■ **INSTRUCTION**: From the listing below, pull out every line where the string "when" appears.

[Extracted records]
■ ■ ■ ■ ■ ■ ■
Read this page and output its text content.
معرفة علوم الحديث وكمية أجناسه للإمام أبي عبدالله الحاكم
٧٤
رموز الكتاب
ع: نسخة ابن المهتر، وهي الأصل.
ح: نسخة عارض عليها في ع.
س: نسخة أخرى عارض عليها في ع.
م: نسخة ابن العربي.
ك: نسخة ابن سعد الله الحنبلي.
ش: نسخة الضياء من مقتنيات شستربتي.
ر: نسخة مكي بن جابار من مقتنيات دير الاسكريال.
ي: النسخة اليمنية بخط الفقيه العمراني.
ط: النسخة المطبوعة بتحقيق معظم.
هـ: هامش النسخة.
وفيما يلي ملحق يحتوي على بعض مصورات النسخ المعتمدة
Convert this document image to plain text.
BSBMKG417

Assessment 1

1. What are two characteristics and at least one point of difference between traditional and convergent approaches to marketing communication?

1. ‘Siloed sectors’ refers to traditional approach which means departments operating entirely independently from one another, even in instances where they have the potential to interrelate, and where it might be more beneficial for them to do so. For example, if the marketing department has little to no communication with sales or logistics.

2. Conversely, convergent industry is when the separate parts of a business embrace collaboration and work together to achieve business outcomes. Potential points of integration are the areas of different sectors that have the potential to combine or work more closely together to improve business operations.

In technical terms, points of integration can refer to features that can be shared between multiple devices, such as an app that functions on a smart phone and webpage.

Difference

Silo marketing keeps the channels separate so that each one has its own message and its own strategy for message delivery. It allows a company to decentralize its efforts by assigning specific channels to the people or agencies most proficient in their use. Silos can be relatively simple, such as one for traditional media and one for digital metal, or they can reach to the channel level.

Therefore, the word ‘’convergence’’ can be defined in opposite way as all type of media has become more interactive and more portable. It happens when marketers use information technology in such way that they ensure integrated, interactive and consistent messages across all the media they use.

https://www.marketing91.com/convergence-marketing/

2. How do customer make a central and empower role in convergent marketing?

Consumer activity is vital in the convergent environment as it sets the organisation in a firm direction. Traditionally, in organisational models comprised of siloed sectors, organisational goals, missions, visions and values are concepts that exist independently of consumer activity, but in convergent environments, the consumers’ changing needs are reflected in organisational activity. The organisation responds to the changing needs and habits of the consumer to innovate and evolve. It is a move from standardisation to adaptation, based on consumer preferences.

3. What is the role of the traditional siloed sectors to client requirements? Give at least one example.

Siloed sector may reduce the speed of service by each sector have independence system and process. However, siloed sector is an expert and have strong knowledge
■ ■ ■ ■ ■ ■ ■
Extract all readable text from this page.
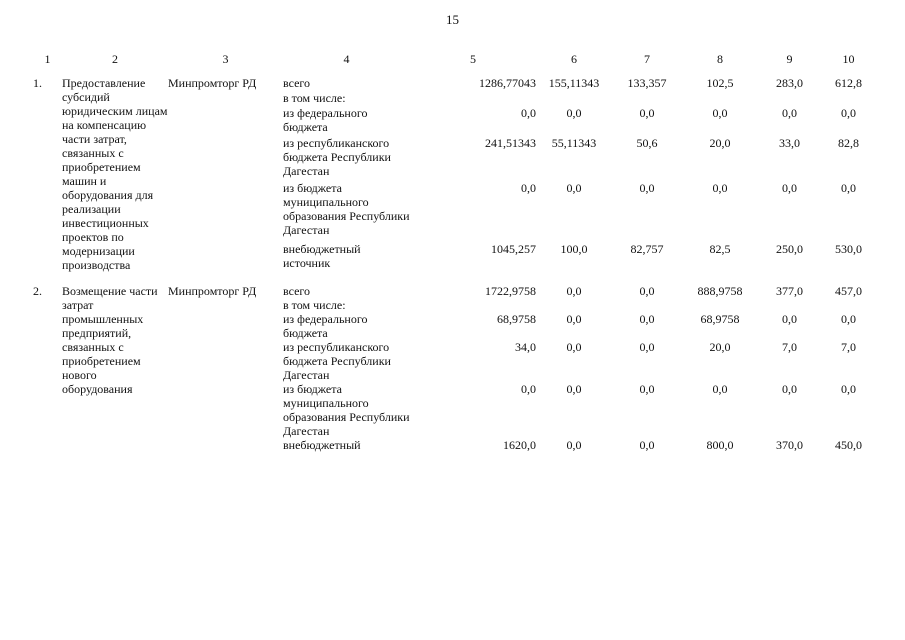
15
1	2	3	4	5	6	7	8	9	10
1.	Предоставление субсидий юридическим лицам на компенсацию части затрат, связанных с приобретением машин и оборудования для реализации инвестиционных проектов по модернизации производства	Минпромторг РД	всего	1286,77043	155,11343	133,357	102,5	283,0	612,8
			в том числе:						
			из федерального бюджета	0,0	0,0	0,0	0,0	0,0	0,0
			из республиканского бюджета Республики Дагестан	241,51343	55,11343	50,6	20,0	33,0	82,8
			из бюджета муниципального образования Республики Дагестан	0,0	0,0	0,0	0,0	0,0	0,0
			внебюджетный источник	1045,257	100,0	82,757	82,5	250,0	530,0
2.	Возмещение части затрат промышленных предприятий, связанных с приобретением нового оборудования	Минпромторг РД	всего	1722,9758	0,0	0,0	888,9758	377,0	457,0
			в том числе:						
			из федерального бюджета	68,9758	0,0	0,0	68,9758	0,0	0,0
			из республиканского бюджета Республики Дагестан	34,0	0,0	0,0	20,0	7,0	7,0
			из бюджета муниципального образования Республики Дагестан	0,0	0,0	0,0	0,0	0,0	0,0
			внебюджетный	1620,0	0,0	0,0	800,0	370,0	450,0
■ ■ ■ ■ ■ ■ ■
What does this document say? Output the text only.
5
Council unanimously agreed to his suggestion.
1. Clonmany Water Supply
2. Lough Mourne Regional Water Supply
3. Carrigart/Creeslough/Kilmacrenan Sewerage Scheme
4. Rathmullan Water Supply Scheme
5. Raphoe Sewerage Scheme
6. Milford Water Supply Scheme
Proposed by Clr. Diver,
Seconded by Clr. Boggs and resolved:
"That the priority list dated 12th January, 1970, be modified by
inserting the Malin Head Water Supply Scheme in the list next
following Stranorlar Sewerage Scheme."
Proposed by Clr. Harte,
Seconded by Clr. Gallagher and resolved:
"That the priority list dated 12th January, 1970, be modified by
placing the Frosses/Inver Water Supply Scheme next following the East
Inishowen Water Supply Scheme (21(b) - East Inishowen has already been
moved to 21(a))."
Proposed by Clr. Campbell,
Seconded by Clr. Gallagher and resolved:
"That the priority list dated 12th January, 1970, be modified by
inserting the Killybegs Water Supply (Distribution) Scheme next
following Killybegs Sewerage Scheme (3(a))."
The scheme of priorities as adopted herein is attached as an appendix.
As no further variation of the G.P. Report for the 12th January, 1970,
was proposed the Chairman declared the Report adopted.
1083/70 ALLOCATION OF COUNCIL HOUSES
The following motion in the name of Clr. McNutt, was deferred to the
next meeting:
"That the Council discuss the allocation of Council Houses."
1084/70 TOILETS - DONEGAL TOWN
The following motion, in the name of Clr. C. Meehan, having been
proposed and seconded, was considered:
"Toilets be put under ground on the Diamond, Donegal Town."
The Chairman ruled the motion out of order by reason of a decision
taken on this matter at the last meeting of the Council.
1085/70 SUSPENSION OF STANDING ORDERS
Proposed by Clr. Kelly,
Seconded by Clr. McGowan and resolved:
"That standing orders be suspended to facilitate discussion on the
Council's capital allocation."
■ ■ ■ ■ ■ ■ ■
■ **OUTPUT OF THE TASK**:
2. Conversely, convergent industry is when the separate parts of a business embrace collaboration and work together to achieve business outcomes. Potential points of integration are the areas of different sectors that have the potential to combine or work more closely together to improve business operations.
Therefore, the word ‘’convergence’’ can be defined in opposite way as all type of media has become more interactive and more portable. It happens when marketers use information technology in such way that they ensure integrated, interactive and consistent messages across all the media they use.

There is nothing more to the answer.